▶ Data listing
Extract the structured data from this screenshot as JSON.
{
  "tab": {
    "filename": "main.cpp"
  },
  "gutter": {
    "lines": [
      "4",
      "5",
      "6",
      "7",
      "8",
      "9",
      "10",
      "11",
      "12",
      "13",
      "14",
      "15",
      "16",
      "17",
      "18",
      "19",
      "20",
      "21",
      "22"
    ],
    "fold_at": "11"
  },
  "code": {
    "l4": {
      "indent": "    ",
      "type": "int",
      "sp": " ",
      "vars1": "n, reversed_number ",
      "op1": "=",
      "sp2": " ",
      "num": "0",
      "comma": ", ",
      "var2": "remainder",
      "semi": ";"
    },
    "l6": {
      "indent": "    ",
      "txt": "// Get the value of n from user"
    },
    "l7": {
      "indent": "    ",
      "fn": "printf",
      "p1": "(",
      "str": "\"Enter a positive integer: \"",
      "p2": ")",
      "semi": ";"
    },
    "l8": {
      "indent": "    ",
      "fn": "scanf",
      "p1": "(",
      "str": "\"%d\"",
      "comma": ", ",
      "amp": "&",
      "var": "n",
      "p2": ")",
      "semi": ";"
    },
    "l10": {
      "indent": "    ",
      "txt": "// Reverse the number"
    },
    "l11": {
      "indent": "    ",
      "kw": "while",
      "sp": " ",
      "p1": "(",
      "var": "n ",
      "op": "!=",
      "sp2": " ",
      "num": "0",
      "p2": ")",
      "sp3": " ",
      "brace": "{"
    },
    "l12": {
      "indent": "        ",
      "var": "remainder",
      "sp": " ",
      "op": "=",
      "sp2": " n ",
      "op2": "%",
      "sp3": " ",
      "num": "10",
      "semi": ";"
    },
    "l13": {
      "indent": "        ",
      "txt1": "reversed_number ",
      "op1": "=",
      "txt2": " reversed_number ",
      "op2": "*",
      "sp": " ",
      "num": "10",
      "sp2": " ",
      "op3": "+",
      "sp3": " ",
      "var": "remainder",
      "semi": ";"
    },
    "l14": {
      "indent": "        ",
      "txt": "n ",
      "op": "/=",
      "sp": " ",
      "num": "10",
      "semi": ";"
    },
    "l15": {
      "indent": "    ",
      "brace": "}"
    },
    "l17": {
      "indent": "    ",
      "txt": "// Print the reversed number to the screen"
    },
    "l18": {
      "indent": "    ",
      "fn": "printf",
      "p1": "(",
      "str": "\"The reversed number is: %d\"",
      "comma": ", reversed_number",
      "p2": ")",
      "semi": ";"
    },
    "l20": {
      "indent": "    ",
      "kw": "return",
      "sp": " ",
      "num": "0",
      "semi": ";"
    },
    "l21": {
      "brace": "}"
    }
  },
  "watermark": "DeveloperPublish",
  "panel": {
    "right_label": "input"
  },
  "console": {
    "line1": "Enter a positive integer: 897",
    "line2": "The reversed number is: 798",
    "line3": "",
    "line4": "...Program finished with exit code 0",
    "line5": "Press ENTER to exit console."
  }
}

▶ Problem details
Transcribe every entry verbatim.

▶ Exercise answer
Extract the structured data from this screenshot as JSON.
{
  "tab": {
    "filename": "main.cpp"
  },
  "gutter": {
    "lines": [
      "4",
      "5",
      "6",
      "7",
      "8",
      "9",
      "10",
      "11",
      "12",
      "13",
      "14",
      "15",
      "16",
      "17",
      "18",
      "19",
      "20",
      "21",
      "22"
    ],
    "fold_at": "11"
  },
  "code": {
    "l4": {
      "indent": "    ",
      "type": "int",
      "sp": " ",
      "vars1": "n, reversed_number ",
      "op1": "=",
      "sp2": " ",
      "num": "0",
      "comma": ", ",
      "var2": "remainder",
      "semi": ";"
    },
    "l6": {
      "indent": "    ",
      "txt": "// Get the value of n from user"
    },
    "l7": {
      "indent": "    ",
      "fn": "printf",
      "p1": "(",
      "str": "\"Enter a positive integer: \"",
      "p2": ")",
      "semi": ";"
    },
    "l8": {
      "indent": "    ",
      "fn": "scanf",
      "p1": "(",
      "str": "\"%d\"",
      "comma": ", ",
      "amp": "&",
      "var": "n",
      "p2": ")",
      "semi": ";"
    },
    "l10": {
      "indent": "    ",
      "txt": "// Reverse the number"
    },
    "l11": {
      "indent": "    ",
      "kw": "while",
      "sp": " ",
      "p1": "(",
      "var": "n ",
      "op": "!=",
      "sp2": " ",
      "num": "0",
      "p2": ")",
      "sp3": " ",
      "brace": "{"
    },
    "l12": {
      "indent": "        ",
      "var": "remainder",
      "sp": " ",
      "op": "=",
      "sp2": " n ",
      "op2": "%",
      "sp3": " ",
      "num": "10",
      "semi": ";"
    },
    "l13": {
      "indent": "        ",
      "txt1": "reversed_number ",
      "op1": "=",
      "txt2": " reversed_number ",
      "op2": "*",
      "sp": " ",
      "num": "10",
      "sp2": " ",
      "op3": "+",
      "sp3": " ",
      "var": "remainder",
      "semi": ";"
    },
    "l14": {
      "indent": "        ",
      "txt": "n ",
      "op": "/=",
      "sp": " ",
      "num": "10",
      "semi": ";"
    },
    "l15": {
      "indent": "    ",
      "brace": "}"
    },
    "l17": {
      "indent": "    ",
      "txt": "// Print the reversed number to the screen"
    },
    "l18": {
      "indent": "    ",
      "fn": "printf",
      "p1": "(",
      "str": "\"The reversed number is: %d\"",
      "comma": ", reversed_number",
      "p2": ")",
      "semi": ";"
    },
    "l20": {
      "indent": "    ",
      "kw": "return",
      "sp": " ",
      "num": "0",
      "semi": ";"
    },
    "l21": {
      "brace": "}"
    }
  },
  "watermark": "DeveloperPublish",
  "panel": {
    "right_label": "input"
  },
  "console": {
    "line1": "Enter a positive integer: 897",
    "line2": "The reversed number is: 798",
    "line3": "",
    "line4": "...Program finished with exit code 0",
    "line5": "Press ENTER to exit console."
  }
}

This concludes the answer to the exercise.